Extracted data entries
+++++
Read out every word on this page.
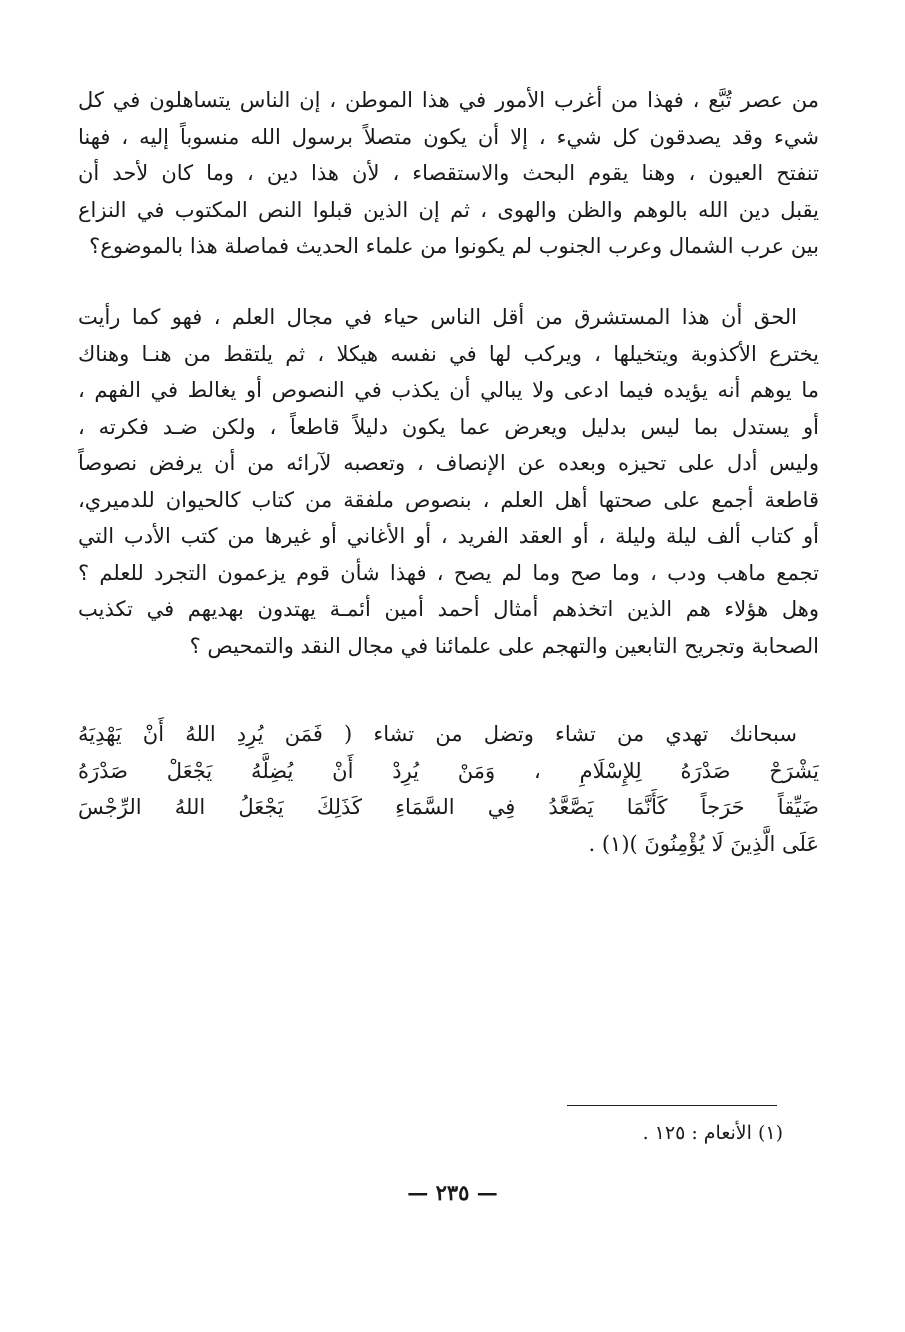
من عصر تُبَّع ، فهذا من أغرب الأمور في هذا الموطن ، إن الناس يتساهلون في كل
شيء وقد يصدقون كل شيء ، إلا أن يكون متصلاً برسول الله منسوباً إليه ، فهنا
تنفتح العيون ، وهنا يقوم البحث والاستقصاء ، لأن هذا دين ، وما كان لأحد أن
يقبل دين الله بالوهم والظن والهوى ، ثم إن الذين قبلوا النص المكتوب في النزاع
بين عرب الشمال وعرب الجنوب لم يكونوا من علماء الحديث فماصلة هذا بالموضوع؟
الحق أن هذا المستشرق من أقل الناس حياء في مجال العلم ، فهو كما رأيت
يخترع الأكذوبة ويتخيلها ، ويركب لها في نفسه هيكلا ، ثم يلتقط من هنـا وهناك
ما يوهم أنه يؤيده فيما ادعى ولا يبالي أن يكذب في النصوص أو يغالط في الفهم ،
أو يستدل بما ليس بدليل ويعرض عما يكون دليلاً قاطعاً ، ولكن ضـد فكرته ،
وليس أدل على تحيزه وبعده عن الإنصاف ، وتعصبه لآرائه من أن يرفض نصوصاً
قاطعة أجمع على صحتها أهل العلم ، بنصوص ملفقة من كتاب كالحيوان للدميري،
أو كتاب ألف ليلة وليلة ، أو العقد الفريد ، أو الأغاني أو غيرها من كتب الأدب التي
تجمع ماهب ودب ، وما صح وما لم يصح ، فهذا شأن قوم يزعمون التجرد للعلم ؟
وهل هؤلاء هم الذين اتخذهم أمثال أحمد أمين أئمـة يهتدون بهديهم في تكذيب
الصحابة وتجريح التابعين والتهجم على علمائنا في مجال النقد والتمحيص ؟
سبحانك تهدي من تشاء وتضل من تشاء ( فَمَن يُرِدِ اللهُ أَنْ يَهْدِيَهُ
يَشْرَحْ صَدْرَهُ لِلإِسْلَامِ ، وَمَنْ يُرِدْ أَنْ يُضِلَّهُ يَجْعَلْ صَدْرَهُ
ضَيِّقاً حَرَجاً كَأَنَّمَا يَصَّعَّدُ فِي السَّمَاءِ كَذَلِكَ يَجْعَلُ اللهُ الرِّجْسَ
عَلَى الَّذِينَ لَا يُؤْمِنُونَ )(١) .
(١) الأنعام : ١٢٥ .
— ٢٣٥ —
+++++
## TASK STATEMENT
Give back each entry exactly as it appears, with no pictures.

## SOLUTION TO THE EXERCISE
Read out every word on this page.
من عصر تُبَّع ، فهذا من أغرب الأمور في هذا الموطن ، إن الناس يتساهلون في كل
شيء وقد يصدقون كل شيء ، إلا أن يكون متصلاً برسول الله منسوباً إليه ، فهنا
تنفتح العيون ، وهنا يقوم البحث والاستقصاء ، لأن هذا دين ، وما كان لأحد أن
يقبل دين الله بالوهم والظن والهوى ، ثم إن الذين قبلوا النص المكتوب في النزاع
بين عرب الشمال وعرب الجنوب لم يكونوا من علماء الحديث فماصلة هذا بالموضوع؟
الحق أن هذا المستشرق من أقل الناس حياء في مجال العلم ، فهو كما رأيت
يخترع الأكذوبة ويتخيلها ، ويركب لها في نفسه هيكلا ، ثم يلتقط من هنـا وهناك
ما يوهم أنه يؤيده فيما ادعى ولا يبالي أن يكذب في النصوص أو يغالط في الفهم ،
أو يستدل بما ليس بدليل ويعرض عما يكون دليلاً قاطعاً ، ولكن ضـد فكرته ،
وليس أدل على تحيزه وبعده عن الإنصاف ، وتعصبه لآرائه من أن يرفض نصوصاً
قاطعة أجمع على صحتها أهل العلم ، بنصوص ملفقة من كتاب كالحيوان للدميري،
أو كتاب ألف ليلة وليلة ، أو العقد الفريد ، أو الأغاني أو غيرها من كتب الأدب التي
تجمع ماهب ودب ، وما صح وما لم يصح ، فهذا شأن قوم يزعمون التجرد للعلم ؟
وهل هؤلاء هم الذين اتخذهم أمثال أحمد أمين أئمـة يهتدون بهديهم في تكذيب
الصحابة وتجريح التابعين والتهجم على علمائنا في مجال النقد والتمحيص ؟
سبحانك تهدي من تشاء وتضل من تشاء ( فَمَن يُرِدِ اللهُ أَنْ يَهْدِيَهُ
يَشْرَحْ صَدْرَهُ لِلإِسْلَامِ ، وَمَنْ يُرِدْ أَنْ يُضِلَّهُ يَجْعَلْ صَدْرَهُ
ضَيِّقاً حَرَجاً كَأَنَّمَا يَصَّعَّدُ فِي السَّمَاءِ كَذَلِكَ يَجْعَلُ اللهُ الرِّجْسَ
عَلَى الَّذِينَ لَا يُؤْمِنُونَ )(١) .
(١) الأنعام : ١٢٥ .
— ٢٣٥ —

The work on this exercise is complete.